Show all lines holding the string "穿过甲图中线圈的磁通量为".

-- Begin Data listing --

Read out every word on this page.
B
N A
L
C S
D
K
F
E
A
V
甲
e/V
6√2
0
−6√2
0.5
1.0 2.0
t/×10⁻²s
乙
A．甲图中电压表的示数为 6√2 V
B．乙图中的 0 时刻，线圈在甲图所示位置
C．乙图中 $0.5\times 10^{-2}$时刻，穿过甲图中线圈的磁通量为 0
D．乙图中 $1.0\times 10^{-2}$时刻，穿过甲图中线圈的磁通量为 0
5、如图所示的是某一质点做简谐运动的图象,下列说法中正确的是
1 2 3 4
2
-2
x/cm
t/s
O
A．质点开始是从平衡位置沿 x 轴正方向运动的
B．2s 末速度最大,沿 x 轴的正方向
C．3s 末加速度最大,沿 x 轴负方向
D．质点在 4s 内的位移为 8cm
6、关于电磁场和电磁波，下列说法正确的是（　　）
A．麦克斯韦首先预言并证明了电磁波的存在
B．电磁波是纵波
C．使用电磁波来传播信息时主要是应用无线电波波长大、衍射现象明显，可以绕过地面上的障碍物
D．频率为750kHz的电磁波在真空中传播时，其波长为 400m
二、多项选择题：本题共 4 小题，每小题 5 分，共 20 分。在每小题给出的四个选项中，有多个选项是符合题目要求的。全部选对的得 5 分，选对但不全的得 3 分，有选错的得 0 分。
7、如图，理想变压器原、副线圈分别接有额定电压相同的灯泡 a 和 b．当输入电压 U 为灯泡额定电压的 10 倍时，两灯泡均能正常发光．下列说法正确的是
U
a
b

-- End Data listing --

• **Result of this exercise**
C．乙图中 $0.5\times 10^{-2}$时刻，穿过甲图中线圈的磁通量为 0
D．乙图中 $1.0\times 10^{-2}$时刻，穿过甲图中线圈的磁通量为 0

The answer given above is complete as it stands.